• _WHAT YOU ARE ASKED TO DO_
Return every record below exactly as written, omitting any pictures.

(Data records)
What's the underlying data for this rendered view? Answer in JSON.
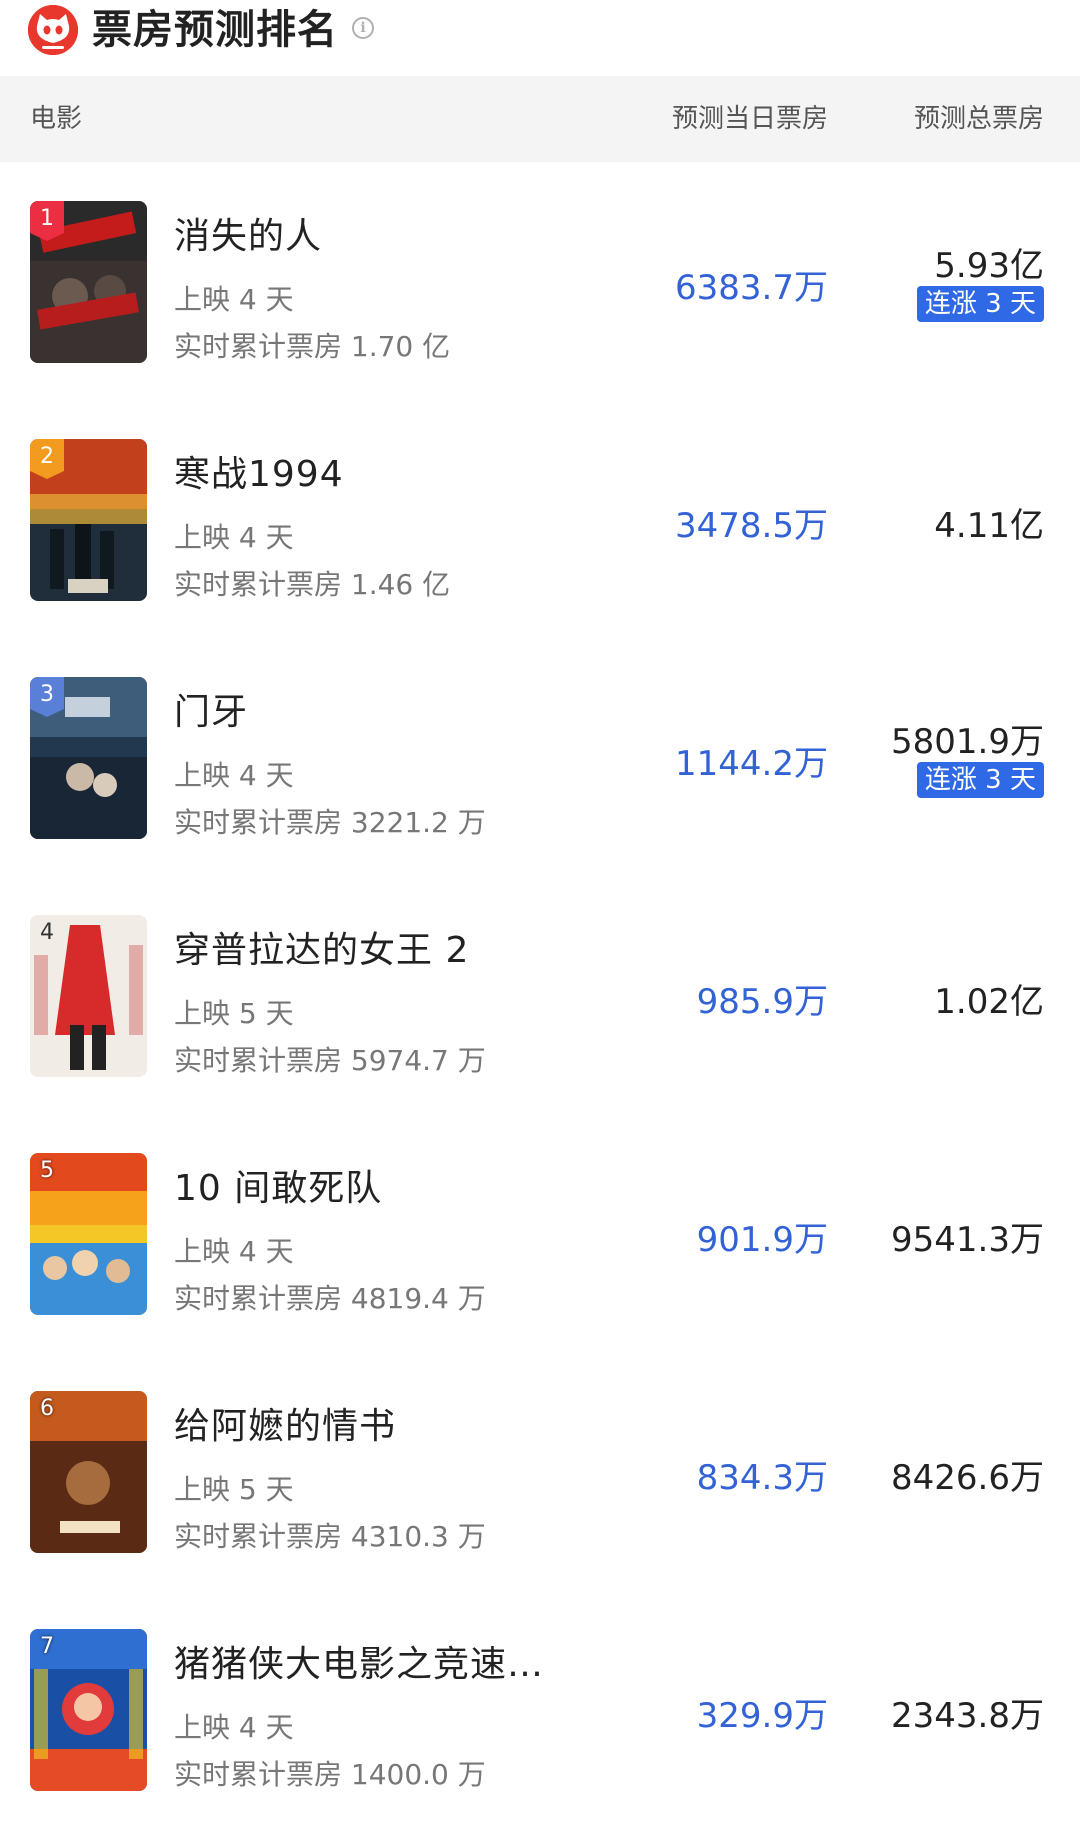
{
  "header": {
    "title": "票房预测排名",
    "info_icon": "info-icon"
  },
  "columns": {
    "movie": "电影",
    "day": "预测当日票房",
    "total": "预测总票房"
  },
  "colors": {
    "accent_blue": "#3262d6",
    "badge_blue": "#3069e6",
    "logo_red": "#e8372c"
  },
  "movies": [
    {
      "rank": "1",
      "name": "消失的人",
      "days": "上映 4 天",
      "cumulative": "实时累计票房 1.70 亿",
      "day_box": "6383.7万",
      "total_box": "5.93亿",
      "badge": "连涨 3 天"
    },
    {
      "rank": "2",
      "name": "寒战1994",
      "days": "上映 4 天",
      "cumulative": "实时累计票房 1.46 亿",
      "day_box": "3478.5万",
      "total_box": "4.11亿",
      "badge": ""
    },
    {
      "rank": "3",
      "name": "门牙",
      "days": "上映 4 天",
      "cumulative": "实时累计票房 3221.2 万",
      "day_box": "1144.2万",
      "total_box": "5801.9万",
      "badge": "连涨 3 天"
    },
    {
      "rank": "4",
      "name": "穿普拉达的女王 2",
      "days": "上映 5 天",
      "cumulative": "实时累计票房 5974.7 万",
      "day_box": "985.9万",
      "total_box": "1.02亿",
      "badge": ""
    },
    {
      "rank": "5",
      "name": "10 间敢死队",
      "days": "上映 4 天",
      "cumulative": "实时累计票房 4819.4 万",
      "day_box": "901.9万",
      "total_box": "9541.3万",
      "badge": ""
    },
    {
      "rank": "6",
      "name": "给阿嬷的情书",
      "days": "上映 5 天",
      "cumulative": "实时累计票房 4310.3 万",
      "day_box": "834.3万",
      "total_box": "8426.6万",
      "badge": ""
    },
    {
      "rank": "7",
      "name": "猪猪侠大电影之竞速…",
      "days": "上映 4 天",
      "cumulative": "实时累计票房 1400.0 万",
      "day_box": "329.9万",
      "total_box": "2343.8万",
      "badge": ""
    }
  ]
}
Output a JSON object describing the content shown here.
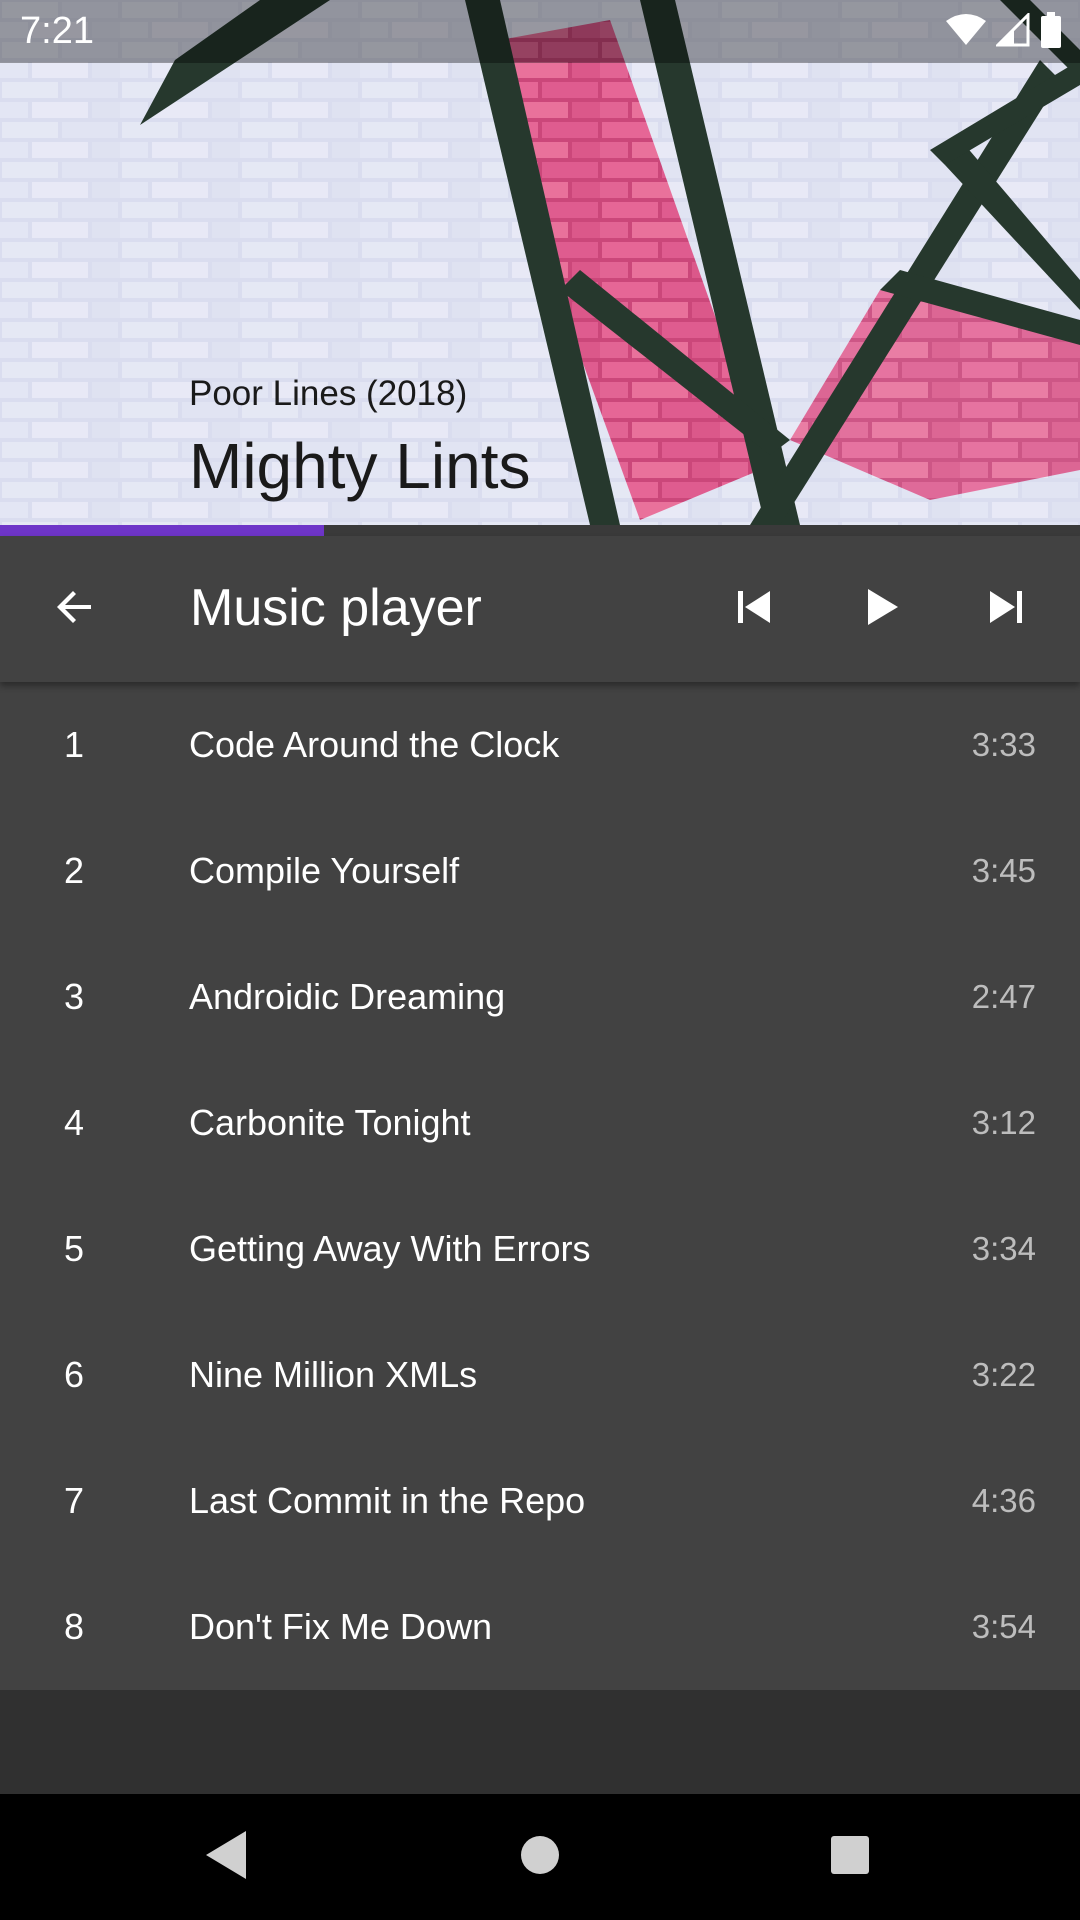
{
  "status_bar": {
    "time": "7:21",
    "icons": [
      "wifi-icon",
      "cell-signal-icon",
      "battery-icon"
    ]
  },
  "album": {
    "subtitle": "Poor Lines (2018)",
    "artist": "Mighty Lints"
  },
  "playback": {
    "progress": 0.3
  },
  "toolbar": {
    "title": "Music player",
    "back_icon": "arrow-back-icon",
    "prev_icon": "skip-previous-icon",
    "play_icon": "play-icon",
    "next_icon": "skip-next-icon"
  },
  "tracks": [
    {
      "number": "1",
      "title": "Code Around the Clock",
      "duration": "3:33"
    },
    {
      "number": "2",
      "title": "Compile Yourself",
      "duration": "3:45"
    },
    {
      "number": "3",
      "title": "Androidic Dreaming",
      "duration": "2:47"
    },
    {
      "number": "4",
      "title": "Carbonite Tonight",
      "duration": "3:12"
    },
    {
      "number": "5",
      "title": "Getting Away With Errors",
      "duration": "3:34"
    },
    {
      "number": "6",
      "title": "Nine Million XMLs",
      "duration": "3:22"
    },
    {
      "number": "7",
      "title": "Last Commit in the Repo",
      "duration": "4:36"
    },
    {
      "number": "8",
      "title": "Don't Fix Me Down",
      "duration": "3:54"
    }
  ],
  "nav_bar": {
    "icons": [
      "nav-back-icon",
      "nav-home-icon",
      "nav-recents-icon"
    ]
  },
  "colors": {
    "accent": "#6e35c8",
    "surface": "#424242",
    "background": "#303030",
    "secondary_text": "#bdbdbd"
  }
}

• _ANSWER FOR THE TASK_
What's the underlying data for this rendered view? Answer in JSON.
{
  "header": {
    "title": "票房预测排名",
    "info_icon": "info-icon"
  },
  "columns": {
    "movie": "电影",
    "day": "预测当日票房",
    "total": "预测总票房"
  },
  "colors": {
    "accent_blue": "#3262d6",
    "badge_blue": "#3069e6",
    "logo_red": "#e8372c"
  },
  "movies": [
    {
      "rank": "1",
      "name": "消失的人",
      "days": "上映 4 天",
      "cumulative": "实时累计票房 1.70 亿",
      "day_box": "6383.7万",
      "total_box": "5.93亿",
      "badge": "连涨 3 天"
    },
    {
      "rank": "2",
      "name": "寒战1994",
      "days": "上映 4 天",
      "cumulative": "实时累计票房 1.46 亿",
      "day_box": "3478.5万",
      "total_box": "4.11亿",
      "badge": ""
    },
    {
      "rank": "3",
      "name": "门牙",
      "days": "上映 4 天",
      "cumulative": "实时累计票房 3221.2 万",
      "day_box": "1144.2万",
      "total_box": "5801.9万",
      "badge": "连涨 3 天"
    },
    {
      "rank": "4",
      "name": "穿普拉达的女王 2",
      "days": "上映 5 天",
      "cumulative": "实时累计票房 5974.7 万",
      "day_box": "985.9万",
      "total_box": "1.02亿",
      "badge": ""
    },
    {
      "rank": "5",
      "name": "10 间敢死队",
      "days": "上映 4 天",
      "cumulative": "实时累计票房 4819.4 万",
      "day_box": "901.9万",
      "total_box": "9541.3万",
      "badge": ""
    },
    {
      "rank": "6",
      "name": "给阿嬷的情书",
      "days": "上映 5 天",
      "cumulative": "实时累计票房 4310.3 万",
      "day_box": "834.3万",
      "total_box": "8426.6万",
      "badge": ""
    },
    {
      "rank": "7",
      "name": "猪猪侠大电影之竞速…",
      "days": "上映 4 天",
      "cumulative": "实时累计票房 1400.0 万",
      "day_box": "329.9万",
      "total_box": "2343.8万",
      "badge": ""
    }
  ]
}
Output a JSON object describing the content shown here.
{
  "status_bar": {
    "time": "7:21",
    "icons": [
      "wifi-icon",
      "cell-signal-icon",
      "battery-icon"
    ]
  },
  "album": {
    "subtitle": "Poor Lines (2018)",
    "artist": "Mighty Lints"
  },
  "playback": {
    "progress": 0.3
  },
  "toolbar": {
    "title": "Music player",
    "back_icon": "arrow-back-icon",
    "prev_icon": "skip-previous-icon",
    "play_icon": "play-icon",
    "next_icon": "skip-next-icon"
  },
  "tracks": [
    {
      "number": "1",
      "title": "Code Around the Clock",
      "duration": "3:33"
    },
    {
      "number": "2",
      "title": "Compile Yourself",
      "duration": "3:45"
    },
    {
      "number": "3",
      "title": "Androidic Dreaming",
      "duration": "2:47"
    },
    {
      "number": "4",
      "title": "Carbonite Tonight",
      "duration": "3:12"
    },
    {
      "number": "5",
      "title": "Getting Away With Errors",
      "duration": "3:34"
    },
    {
      "number": "6",
      "title": "Nine Million XMLs",
      "duration": "3:22"
    },
    {
      "number": "7",
      "title": "Last Commit in the Repo",
      "duration": "4:36"
    },
    {
      "number": "8",
      "title": "Don't Fix Me Down",
      "duration": "3:54"
    }
  ],
  "nav_bar": {
    "icons": [
      "nav-back-icon",
      "nav-home-icon",
      "nav-recents-icon"
    ]
  },
  "colors": {
    "accent": "#6e35c8",
    "surface": "#424242",
    "background": "#303030",
    "secondary_text": "#bdbdbd"
  }
}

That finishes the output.